» **TASK DESCRIPTION**:
Lines containing "未定义书签" are to be counted. Give the number and nothing more.

:: LISTED ENTRIES ::

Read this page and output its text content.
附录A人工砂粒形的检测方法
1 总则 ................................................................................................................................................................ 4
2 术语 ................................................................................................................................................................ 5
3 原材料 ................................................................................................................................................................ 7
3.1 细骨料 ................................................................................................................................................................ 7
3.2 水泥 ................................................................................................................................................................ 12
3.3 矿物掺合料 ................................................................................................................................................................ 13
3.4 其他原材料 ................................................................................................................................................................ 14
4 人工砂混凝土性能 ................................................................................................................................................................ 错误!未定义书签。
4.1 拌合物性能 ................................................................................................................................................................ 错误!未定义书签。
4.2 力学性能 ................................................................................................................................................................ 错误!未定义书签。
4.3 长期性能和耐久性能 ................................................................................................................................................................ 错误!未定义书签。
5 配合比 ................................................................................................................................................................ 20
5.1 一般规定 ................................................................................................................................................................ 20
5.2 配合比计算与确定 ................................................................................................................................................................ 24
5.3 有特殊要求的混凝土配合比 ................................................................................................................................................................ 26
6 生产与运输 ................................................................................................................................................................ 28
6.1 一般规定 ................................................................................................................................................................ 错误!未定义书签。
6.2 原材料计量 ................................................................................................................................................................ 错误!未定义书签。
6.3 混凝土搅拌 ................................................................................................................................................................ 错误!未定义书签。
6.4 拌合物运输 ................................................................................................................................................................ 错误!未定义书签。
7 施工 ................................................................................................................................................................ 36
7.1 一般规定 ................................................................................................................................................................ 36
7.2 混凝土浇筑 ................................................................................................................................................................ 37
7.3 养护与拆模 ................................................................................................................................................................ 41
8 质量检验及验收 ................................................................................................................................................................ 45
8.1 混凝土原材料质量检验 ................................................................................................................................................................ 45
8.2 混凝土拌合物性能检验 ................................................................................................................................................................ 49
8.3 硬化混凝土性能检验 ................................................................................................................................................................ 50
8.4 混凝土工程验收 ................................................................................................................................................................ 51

:::
:: LISTED ENTRIES ::

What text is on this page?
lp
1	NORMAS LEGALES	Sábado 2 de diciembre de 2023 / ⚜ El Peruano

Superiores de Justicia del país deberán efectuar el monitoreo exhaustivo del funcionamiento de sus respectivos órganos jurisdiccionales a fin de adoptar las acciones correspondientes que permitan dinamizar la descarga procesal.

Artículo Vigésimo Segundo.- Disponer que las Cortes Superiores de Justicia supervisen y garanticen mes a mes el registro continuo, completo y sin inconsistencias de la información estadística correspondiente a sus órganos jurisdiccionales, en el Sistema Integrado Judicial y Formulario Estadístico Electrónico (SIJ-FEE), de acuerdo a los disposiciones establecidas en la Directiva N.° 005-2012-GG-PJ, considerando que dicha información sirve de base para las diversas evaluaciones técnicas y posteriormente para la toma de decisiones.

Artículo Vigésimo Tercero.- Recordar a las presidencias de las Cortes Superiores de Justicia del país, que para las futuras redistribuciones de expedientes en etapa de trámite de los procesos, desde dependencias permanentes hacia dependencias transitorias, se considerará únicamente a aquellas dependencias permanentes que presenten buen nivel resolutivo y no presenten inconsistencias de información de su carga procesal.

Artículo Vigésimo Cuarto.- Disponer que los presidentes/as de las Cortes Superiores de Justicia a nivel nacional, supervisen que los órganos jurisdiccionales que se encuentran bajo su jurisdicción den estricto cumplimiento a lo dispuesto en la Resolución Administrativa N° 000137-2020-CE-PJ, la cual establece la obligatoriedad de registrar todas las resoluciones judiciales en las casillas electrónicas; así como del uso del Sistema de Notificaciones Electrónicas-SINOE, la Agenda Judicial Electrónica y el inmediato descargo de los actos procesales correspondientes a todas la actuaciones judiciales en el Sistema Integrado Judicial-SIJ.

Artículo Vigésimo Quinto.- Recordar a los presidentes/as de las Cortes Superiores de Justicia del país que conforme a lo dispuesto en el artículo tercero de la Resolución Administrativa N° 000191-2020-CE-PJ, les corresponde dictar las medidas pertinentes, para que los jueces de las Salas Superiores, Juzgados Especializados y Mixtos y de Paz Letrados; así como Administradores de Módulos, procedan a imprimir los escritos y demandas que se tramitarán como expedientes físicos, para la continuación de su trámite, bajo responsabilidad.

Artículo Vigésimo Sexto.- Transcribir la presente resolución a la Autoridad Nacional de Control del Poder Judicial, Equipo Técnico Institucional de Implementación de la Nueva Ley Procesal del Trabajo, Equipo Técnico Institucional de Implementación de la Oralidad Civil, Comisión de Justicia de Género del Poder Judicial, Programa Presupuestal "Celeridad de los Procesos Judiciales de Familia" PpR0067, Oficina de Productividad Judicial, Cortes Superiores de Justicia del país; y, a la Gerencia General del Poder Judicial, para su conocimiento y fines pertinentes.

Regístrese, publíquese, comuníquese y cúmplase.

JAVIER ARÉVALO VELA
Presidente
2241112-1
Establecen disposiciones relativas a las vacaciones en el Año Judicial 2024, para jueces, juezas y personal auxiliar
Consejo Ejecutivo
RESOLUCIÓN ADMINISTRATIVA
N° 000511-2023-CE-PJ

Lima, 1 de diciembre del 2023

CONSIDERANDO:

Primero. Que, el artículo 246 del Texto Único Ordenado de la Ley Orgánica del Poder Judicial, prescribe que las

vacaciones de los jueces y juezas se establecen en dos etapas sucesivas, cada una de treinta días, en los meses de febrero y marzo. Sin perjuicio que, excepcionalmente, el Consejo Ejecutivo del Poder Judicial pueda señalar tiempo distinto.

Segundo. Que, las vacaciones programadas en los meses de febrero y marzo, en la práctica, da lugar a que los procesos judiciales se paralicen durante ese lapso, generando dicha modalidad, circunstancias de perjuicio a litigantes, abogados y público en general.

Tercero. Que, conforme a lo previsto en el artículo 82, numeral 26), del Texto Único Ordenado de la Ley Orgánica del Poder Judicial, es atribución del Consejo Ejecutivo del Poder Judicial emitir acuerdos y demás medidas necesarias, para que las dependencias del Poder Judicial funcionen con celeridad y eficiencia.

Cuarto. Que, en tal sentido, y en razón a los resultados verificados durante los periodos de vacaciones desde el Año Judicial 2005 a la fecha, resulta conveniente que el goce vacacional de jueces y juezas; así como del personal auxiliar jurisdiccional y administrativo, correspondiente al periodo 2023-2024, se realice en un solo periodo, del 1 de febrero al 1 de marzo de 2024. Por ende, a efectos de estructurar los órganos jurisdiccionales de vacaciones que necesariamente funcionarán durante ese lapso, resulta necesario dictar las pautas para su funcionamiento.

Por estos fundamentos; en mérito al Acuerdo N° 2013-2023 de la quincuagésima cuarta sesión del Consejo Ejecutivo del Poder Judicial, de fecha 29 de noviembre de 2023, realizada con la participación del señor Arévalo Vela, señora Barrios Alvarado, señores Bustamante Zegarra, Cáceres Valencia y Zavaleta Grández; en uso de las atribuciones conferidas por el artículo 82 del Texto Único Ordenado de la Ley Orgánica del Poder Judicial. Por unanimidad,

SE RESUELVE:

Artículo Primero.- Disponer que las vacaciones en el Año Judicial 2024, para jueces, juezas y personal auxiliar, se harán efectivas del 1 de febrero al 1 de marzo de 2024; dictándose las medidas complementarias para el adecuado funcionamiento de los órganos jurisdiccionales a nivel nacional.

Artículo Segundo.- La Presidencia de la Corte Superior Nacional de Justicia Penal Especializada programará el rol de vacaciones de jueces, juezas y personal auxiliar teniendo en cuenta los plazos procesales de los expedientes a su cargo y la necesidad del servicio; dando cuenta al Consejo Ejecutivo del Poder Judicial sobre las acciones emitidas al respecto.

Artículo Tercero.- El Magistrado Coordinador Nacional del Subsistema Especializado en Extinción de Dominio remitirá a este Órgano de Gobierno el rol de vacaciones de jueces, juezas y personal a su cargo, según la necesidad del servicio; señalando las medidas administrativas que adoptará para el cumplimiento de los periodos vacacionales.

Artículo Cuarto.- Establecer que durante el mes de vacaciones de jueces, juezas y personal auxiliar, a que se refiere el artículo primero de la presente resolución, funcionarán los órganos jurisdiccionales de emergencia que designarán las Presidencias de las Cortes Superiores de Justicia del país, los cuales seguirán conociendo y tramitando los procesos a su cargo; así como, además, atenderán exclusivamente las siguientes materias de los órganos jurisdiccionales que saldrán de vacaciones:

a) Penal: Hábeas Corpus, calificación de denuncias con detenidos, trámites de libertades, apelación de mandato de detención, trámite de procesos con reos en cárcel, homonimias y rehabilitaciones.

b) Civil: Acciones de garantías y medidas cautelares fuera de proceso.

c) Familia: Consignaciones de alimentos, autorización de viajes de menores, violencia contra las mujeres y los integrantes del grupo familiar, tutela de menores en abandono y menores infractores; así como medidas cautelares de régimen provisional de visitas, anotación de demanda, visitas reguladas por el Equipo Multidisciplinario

:::

» **SOLVED PROBLEM**:
8